**Exercise**
Which lines of the records contain "this"? Collect every one of them.

____ Records shown

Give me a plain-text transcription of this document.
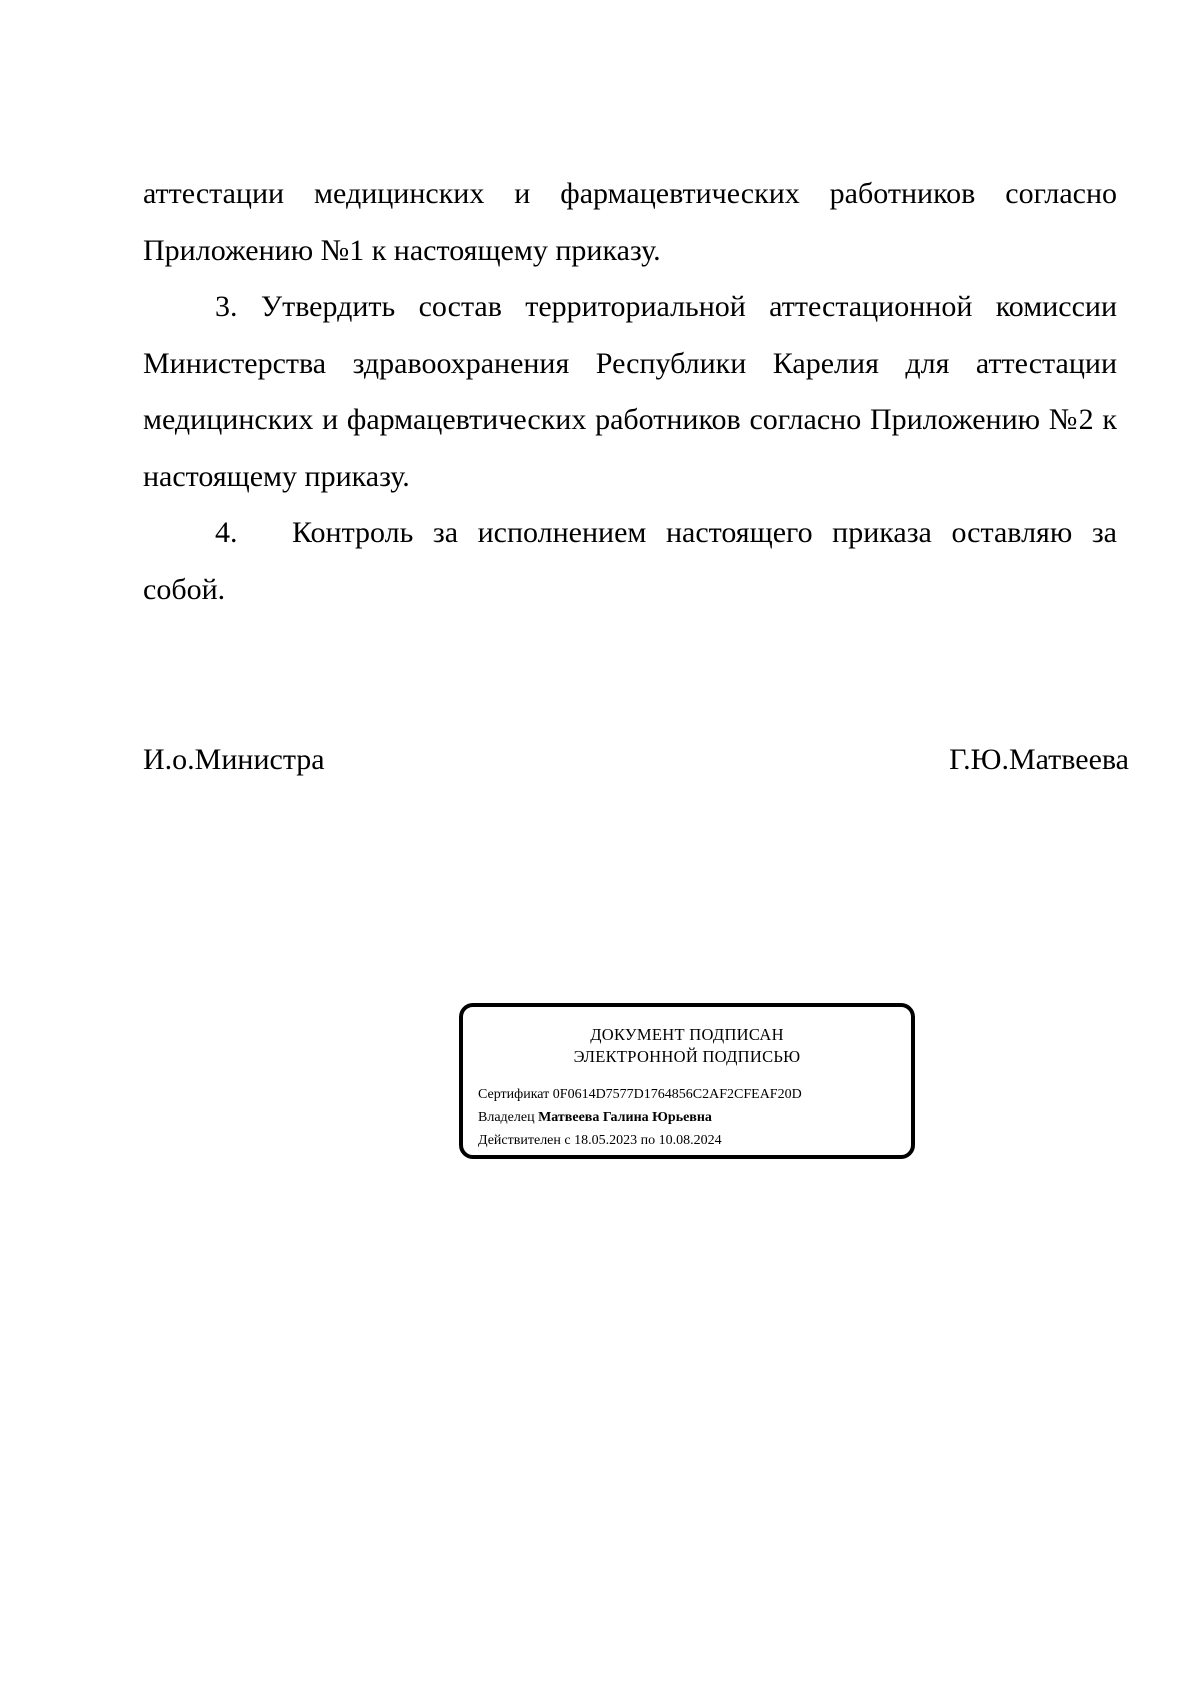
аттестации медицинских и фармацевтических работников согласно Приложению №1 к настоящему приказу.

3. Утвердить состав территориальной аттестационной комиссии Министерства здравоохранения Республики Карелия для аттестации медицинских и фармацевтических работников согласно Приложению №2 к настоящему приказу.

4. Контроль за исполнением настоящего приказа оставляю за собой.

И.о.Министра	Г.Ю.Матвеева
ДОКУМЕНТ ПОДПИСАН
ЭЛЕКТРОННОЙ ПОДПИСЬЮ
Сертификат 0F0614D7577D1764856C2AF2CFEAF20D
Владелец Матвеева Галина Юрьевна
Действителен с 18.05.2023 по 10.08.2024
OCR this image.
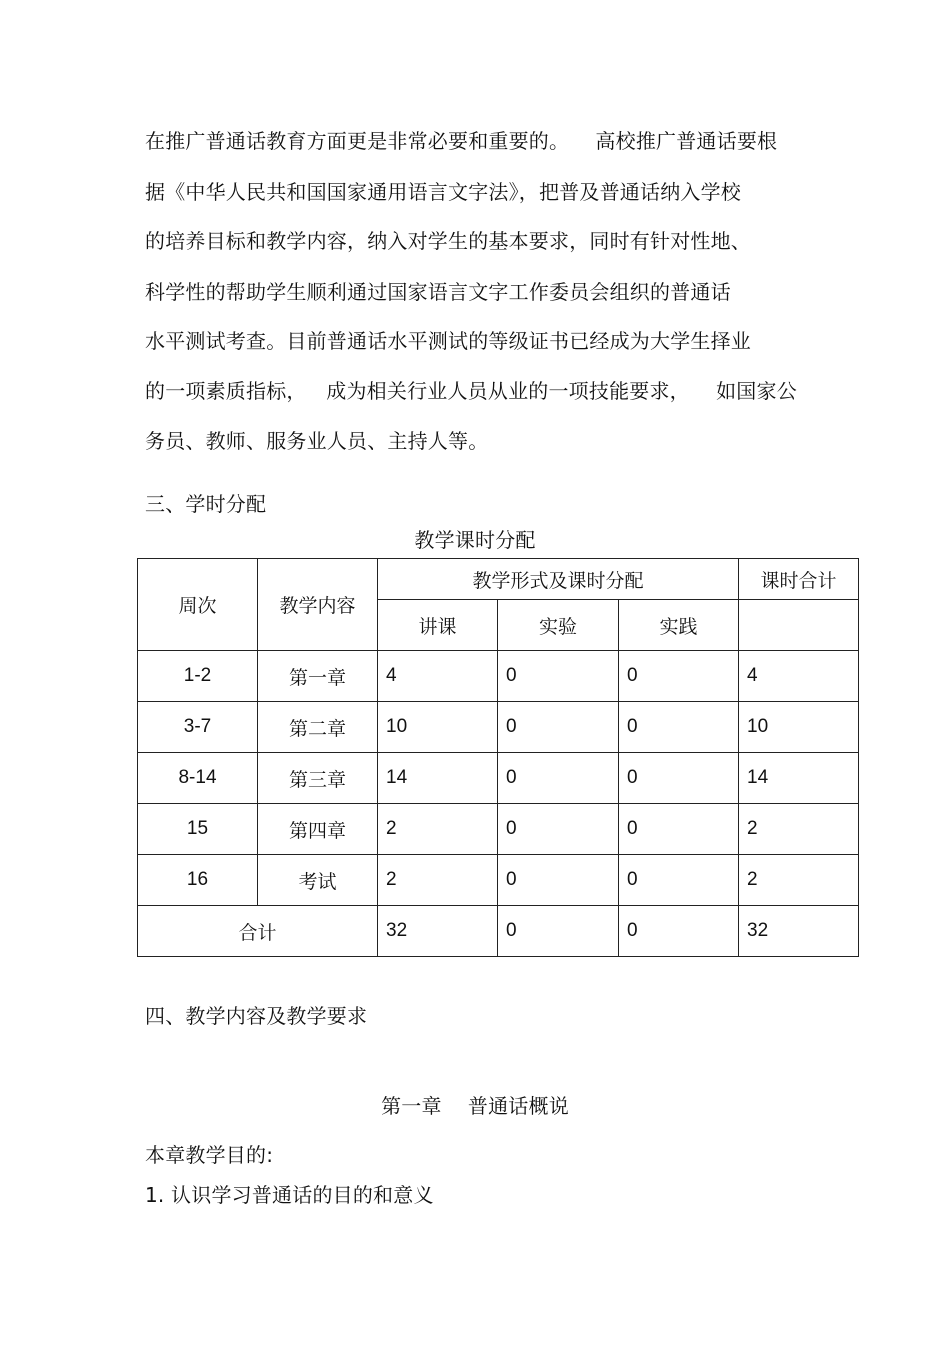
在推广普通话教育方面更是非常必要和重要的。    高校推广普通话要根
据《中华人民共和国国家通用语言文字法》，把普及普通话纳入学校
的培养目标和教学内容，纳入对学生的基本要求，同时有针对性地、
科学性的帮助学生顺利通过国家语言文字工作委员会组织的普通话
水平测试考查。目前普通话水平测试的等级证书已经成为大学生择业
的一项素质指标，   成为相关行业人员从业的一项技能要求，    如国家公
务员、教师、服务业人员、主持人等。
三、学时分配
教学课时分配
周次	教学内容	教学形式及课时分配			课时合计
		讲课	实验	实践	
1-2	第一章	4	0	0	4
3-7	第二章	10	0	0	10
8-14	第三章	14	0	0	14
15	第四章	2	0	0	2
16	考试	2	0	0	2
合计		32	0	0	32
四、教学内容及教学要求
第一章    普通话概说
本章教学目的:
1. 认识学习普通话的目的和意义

________

**Reply**
Give me a plain-text transcription of this document.
OCR this image.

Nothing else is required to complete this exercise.